The visual theme for tomorrow’s sermon (Sunday, October 5th) is the double cross, or Slovak cross. Most of the pictures are of the cross on Dumbier, the highest peak in the Low Tatras or Kirvan, the highest peak in the High Tatras.

There is no authoritative explanation for this two-barred cross, but it goes back in Slovak and Hungarian history to before 1000 A.D. Wikipedia says “One interpretation is that the first horizontal line symbolized the secular power and the other horizontal line the ecclesiastic power of Byzantine emperors. Another that the first cross represents the death and the second cross the resurrection of Jesus Christ.”

But as I’ve been studying Ezekiel this week, and preparing for communion, another explanation has occurred to me. In the Gospels Jesus tells us that we need to deny ourselves and take up his cross and follow him. This means following him in his example of suffering and even death as a witness to the world. In Galatians 6:14 Paul says “But far be it from me to boast except in the cross of our Lord Jesus Christ, by which the world has been crucified to me, and I to the world.”

I wonder if the two crosses in the Slovak double cross stand for the cross of Jesus on which he suffered, and my smaller cross, by which I choose to suffer hardship and even trial or persecution as so many of our brothers are today, or even death as I align myself with him in his suffering.

SOURCE DATA –
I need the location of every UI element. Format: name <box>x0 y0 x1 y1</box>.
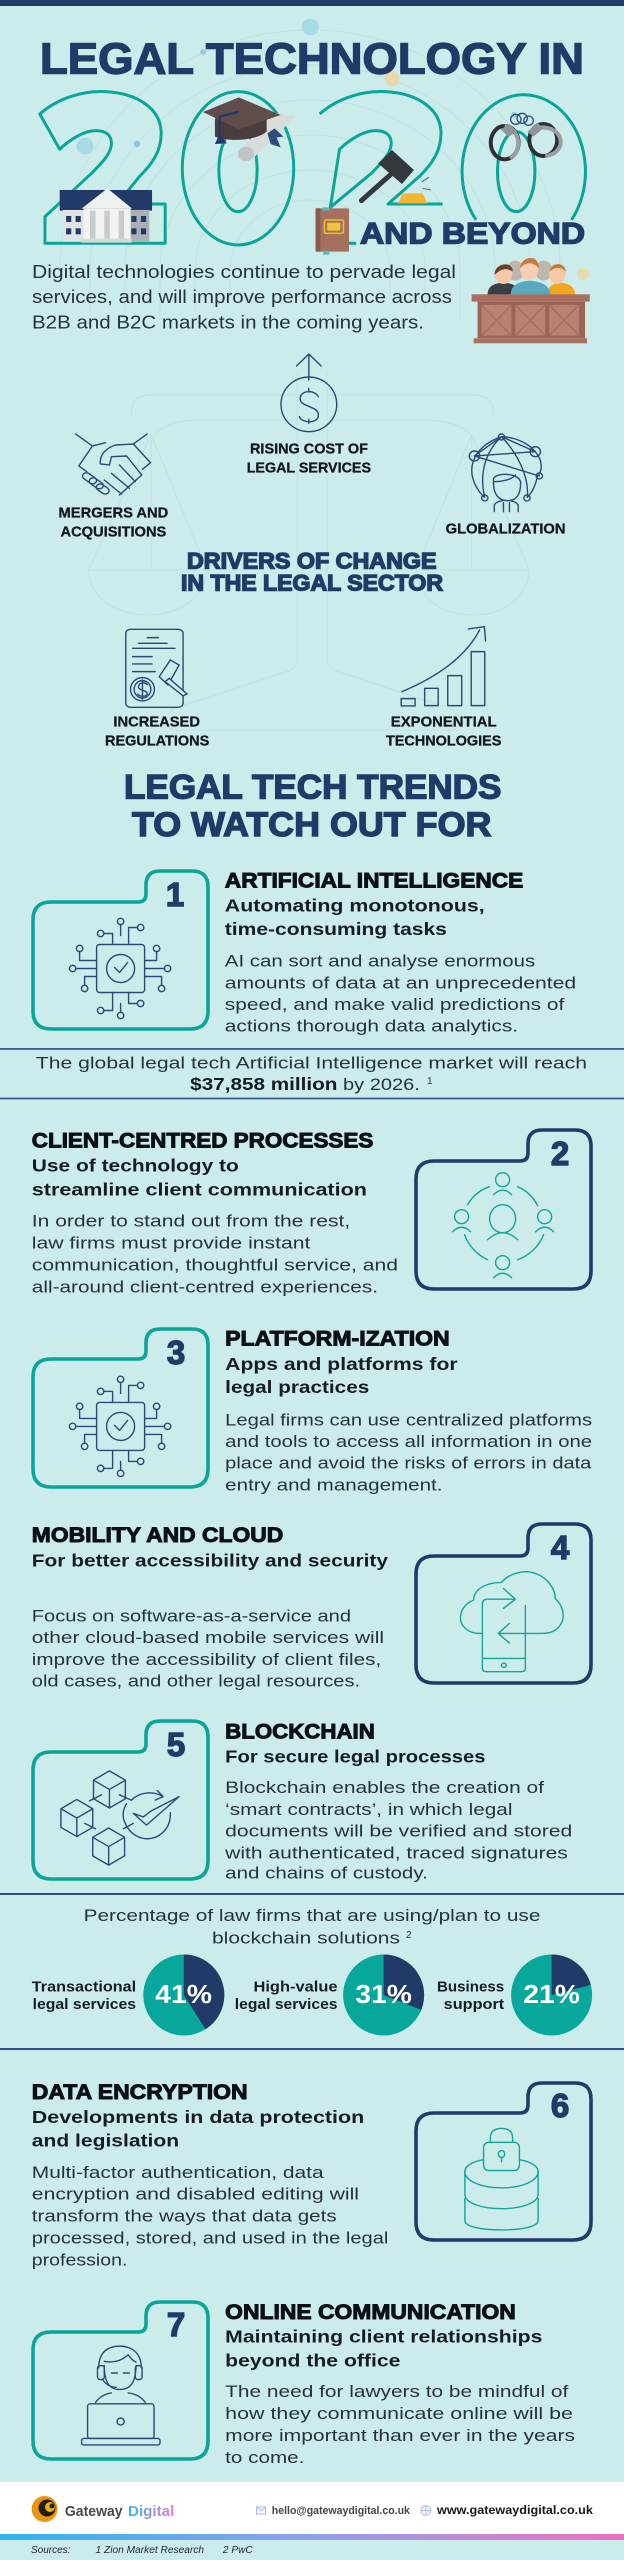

TASK SET –
(a) Can you quote the passage on the Slovak cross word for word between "I wonder if" and "in his suffering.", inclusive?
(b) Answer these from the passage on the Slovak cross:
(i) On what day is the sermon scheduled?
(ii) To roughly what period does the two-barred cross go back in Slovak and Hungarian history?
(iii) Which chapter and verse of Galatians is quoted?
The material has no role in this.

RESPONSES TO THE TASKS –
(a)
I wonder if the two crosses in the Slovak double cross stand for the cross of Jesus on which he suffered, and my smaller cross, by which I choose to suffer hardship and even trial or persecution as so many of our brothers are today, or even death as I align myself with him in his suffering.

(b)
(i) Sunday, October 5th
(ii) Before 1000 A.D.
(iii) Galatians 6:14